EXERCISE: All of the data below should be written out exactly.

* Begin DATA TO PROCESS *

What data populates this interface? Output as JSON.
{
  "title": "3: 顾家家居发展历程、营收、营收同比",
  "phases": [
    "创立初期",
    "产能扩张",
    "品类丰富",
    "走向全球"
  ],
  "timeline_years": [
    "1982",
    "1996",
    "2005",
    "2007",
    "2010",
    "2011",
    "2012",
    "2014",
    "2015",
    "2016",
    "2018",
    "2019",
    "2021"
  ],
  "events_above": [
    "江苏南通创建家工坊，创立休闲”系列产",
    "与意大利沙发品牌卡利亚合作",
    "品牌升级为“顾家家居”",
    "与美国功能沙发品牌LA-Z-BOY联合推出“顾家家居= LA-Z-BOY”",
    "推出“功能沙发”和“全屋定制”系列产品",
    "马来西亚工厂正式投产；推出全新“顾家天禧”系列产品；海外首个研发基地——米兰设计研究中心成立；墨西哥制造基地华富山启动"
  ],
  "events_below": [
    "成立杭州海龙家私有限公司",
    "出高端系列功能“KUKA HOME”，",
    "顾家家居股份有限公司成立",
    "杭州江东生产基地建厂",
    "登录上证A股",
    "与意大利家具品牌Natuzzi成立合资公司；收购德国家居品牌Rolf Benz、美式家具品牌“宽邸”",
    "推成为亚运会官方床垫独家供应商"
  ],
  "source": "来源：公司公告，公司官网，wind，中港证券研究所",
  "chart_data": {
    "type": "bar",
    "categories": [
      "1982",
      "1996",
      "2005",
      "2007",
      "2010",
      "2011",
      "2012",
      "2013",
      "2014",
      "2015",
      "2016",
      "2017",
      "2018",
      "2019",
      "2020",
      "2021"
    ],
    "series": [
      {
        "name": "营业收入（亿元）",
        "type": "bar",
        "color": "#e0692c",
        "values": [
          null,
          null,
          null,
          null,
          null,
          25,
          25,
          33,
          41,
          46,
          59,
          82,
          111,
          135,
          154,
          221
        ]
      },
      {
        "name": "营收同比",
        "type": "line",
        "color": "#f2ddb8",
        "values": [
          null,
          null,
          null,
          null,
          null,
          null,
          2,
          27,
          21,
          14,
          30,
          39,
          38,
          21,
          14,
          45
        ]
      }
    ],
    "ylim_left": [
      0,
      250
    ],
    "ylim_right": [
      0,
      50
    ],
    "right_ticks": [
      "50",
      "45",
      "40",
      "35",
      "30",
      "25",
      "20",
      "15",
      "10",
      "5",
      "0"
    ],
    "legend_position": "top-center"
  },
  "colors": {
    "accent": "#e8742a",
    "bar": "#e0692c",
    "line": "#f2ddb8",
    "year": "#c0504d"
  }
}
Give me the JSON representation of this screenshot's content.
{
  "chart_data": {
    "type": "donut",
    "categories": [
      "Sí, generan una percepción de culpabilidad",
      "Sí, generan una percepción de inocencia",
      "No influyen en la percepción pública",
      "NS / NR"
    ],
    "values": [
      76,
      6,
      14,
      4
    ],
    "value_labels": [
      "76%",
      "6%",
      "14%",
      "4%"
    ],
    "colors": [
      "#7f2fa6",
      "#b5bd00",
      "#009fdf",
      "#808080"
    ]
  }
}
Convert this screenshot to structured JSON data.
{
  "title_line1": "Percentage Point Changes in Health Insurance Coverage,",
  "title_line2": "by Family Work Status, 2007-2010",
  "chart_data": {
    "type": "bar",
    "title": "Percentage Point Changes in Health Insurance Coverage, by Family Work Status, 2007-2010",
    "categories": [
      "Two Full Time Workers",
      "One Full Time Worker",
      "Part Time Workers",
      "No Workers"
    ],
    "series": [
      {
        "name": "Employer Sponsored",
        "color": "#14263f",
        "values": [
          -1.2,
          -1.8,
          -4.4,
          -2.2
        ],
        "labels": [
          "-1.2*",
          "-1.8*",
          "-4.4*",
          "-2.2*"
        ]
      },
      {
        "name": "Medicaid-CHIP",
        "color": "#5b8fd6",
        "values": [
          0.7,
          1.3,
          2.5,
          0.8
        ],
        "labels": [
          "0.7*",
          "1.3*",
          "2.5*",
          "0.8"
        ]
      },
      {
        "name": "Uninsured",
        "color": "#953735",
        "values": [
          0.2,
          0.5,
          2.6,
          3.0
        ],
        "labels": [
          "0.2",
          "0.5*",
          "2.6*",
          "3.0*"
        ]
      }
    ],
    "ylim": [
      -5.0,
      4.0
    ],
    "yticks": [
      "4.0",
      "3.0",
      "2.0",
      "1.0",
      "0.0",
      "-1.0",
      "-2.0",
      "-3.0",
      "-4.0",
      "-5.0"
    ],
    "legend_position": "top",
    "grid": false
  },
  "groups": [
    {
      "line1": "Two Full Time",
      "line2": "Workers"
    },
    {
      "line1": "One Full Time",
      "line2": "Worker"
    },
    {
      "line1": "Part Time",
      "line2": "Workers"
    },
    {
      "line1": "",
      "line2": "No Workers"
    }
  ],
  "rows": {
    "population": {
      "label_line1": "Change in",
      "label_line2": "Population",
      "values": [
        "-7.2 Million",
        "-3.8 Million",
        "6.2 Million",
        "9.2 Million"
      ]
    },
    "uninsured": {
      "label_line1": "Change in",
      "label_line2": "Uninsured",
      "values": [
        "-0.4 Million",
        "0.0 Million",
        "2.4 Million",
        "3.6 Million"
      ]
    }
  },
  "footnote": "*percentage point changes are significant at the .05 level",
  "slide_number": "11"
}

* End DATA TO PROCESS *

FULL OUTPUT:
What data populates this interface? Output as JSON.
{
  "title": "3: 顾家家居发展历程、营收、营收同比",
  "phases": [
    "创立初期",
    "产能扩张",
    "品类丰富",
    "走向全球"
  ],
  "timeline_years": [
    "1982",
    "1996",
    "2005",
    "2007",
    "2010",
    "2011",
    "2012",
    "2014",
    "2015",
    "2016",
    "2018",
    "2019",
    "2021"
  ],
  "events_above": [
    "江苏南通创建家工坊，创立休闲”系列产",
    "与意大利沙发品牌卡利亚合作",
    "品牌升级为“顾家家居”",
    "与美国功能沙发品牌LA-Z-BOY联合推出“顾家家居= LA-Z-BOY”",
    "推出“功能沙发”和“全屋定制”系列产品",
    "马来西亚工厂正式投产；推出全新“顾家天禧”系列产品；海外首个研发基地——米兰设计研究中心成立；墨西哥制造基地华富山启动"
  ],
  "events_below": [
    "成立杭州海龙家私有限公司",
    "出高端系列功能“KUKA HOME”，",
    "顾家家居股份有限公司成立",
    "杭州江东生产基地建厂",
    "登录上证A股",
    "与意大利家具品牌Natuzzi成立合资公司；收购德国家居品牌Rolf Benz、美式家具品牌“宽邸”",
    "推成为亚运会官方床垫独家供应商"
  ],
  "source": "来源：公司公告，公司官网，wind，中港证券研究所",
  "chart_data": {
    "type": "bar",
    "categories": [
      "1982",
      "1996",
      "2005",
      "2007",
      "2010",
      "2011",
      "2012",
      "2013",
      "2014",
      "2015",
      "2016",
      "2017",
      "2018",
      "2019",
      "2020",
      "2021"
    ],
    "series": [
      {
        "name": "营业收入（亿元）",
        "type": "bar",
        "color": "#e0692c",
        "values": [
          null,
          null,
          null,
          null,
          null,
          25,
          25,
          33,
          41,
          46,
          59,
          82,
          111,
          135,
          154,
          221
        ]
      },
      {
        "name": "营收同比",
        "type": "line",
        "color": "#f2ddb8",
        "values": [
          null,
          null,
          null,
          null,
          null,
          null,
          2,
          27,
          21,
          14,
          30,
          39,
          38,
          21,
          14,
          45
        ]
      }
    ],
    "ylim_left": [
      0,
      250
    ],
    "ylim_right": [
      0,
      50
    ],
    "right_ticks": [
      "50",
      "45",
      "40",
      "35",
      "30",
      "25",
      "20",
      "15",
      "10",
      "5",
      "0"
    ],
    "legend_position": "top-center"
  },
  "colors": {
    "accent": "#e8742a",
    "bar": "#e0692c",
    "line": "#f2ddb8",
    "year": "#c0504d"
  }
}
Give me the JSON representation of this screenshot's content.
{
  "chart_data": {
    "type": "donut",
    "categories": [
      "Sí, generan una percepción de culpabilidad",
      "Sí, generan una percepción de inocencia",
      "No influyen en la percepción pública",
      "NS / NR"
    ],
    "values": [
      76,
      6,
      14,
      4
    ],
    "value_labels": [
      "76%",
      "6%",
      "14%",
      "4%"
    ],
    "colors": [
      "#7f2fa6",
      "#b5bd00",
      "#009fdf",
      "#808080"
    ]
  }
}
Convert this screenshot to structured JSON data.
{
  "title_line1": "Percentage Point Changes in Health Insurance Coverage,",
  "title_line2": "by Family Work Status, 2007-2010",
  "chart_data": {
    "type": "bar",
    "title": "Percentage Point Changes in Health Insurance Coverage, by Family Work Status, 2007-2010",
    "categories": [
      "Two Full Time Workers",
      "One Full Time Worker",
      "Part Time Workers",
      "No Workers"
    ],
    "series": [
      {
        "name": "Employer Sponsored",
        "color": "#14263f",
        "values": [
          -1.2,
          -1.8,
          -4.4,
          -2.2
        ],
        "labels": [
          "-1.2*",
          "-1.8*",
          "-4.4*",
          "-2.2*"
        ]
      },
      {
        "name": "Medicaid-CHIP",
        "color": "#5b8fd6",
        "values": [
          0.7,
          1.3,
          2.5,
          0.8
        ],
        "labels": [
          "0.7*",
          "1.3*",
          "2.5*",
          "0.8"
        ]
      },
      {
        "name": "Uninsured",
        "color": "#953735",
        "values": [
          0.2,
          0.5,
          2.6,
          3.0
        ],
        "labels": [
          "0.2",
          "0.5*",
          "2.6*",
          "3.0*"
        ]
      }
    ],
    "ylim": [
      -5.0,
      4.0
    ],
    "yticks": [
      "4.0",
      "3.0",
      "2.0",
      "1.0",
      "0.0",
      "-1.0",
      "-2.0",
      "-3.0",
      "-4.0",
      "-5.0"
    ],
    "legend_position": "top",
    "grid": false
  },
  "groups": [
    {
      "line1": "Two Full Time",
      "line2": "Workers"
    },
    {
      "line1": "One Full Time",
      "line2": "Worker"
    },
    {
      "line1": "Part Time",
      "line2": "Workers"
    },
    {
      "line1": "",
      "line2": "No Workers"
    }
  ],
  "rows": {
    "population": {
      "label_line1": "Change in",
      "label_line2": "Population",
      "values": [
        "-7.2 Million",
        "-3.8 Million",
        "6.2 Million",
        "9.2 Million"
      ]
    },
    "uninsured": {
      "label_line1": "Change in",
      "label_line2": "Uninsured",
      "values": [
        "-0.4 Million",
        "0.0 Million",
        "2.4 Million",
        "3.6 Million"
      ]
    }
  },
  "footnote": "*percentage point changes are significant at the .05 level",
  "slide_number": "11"
}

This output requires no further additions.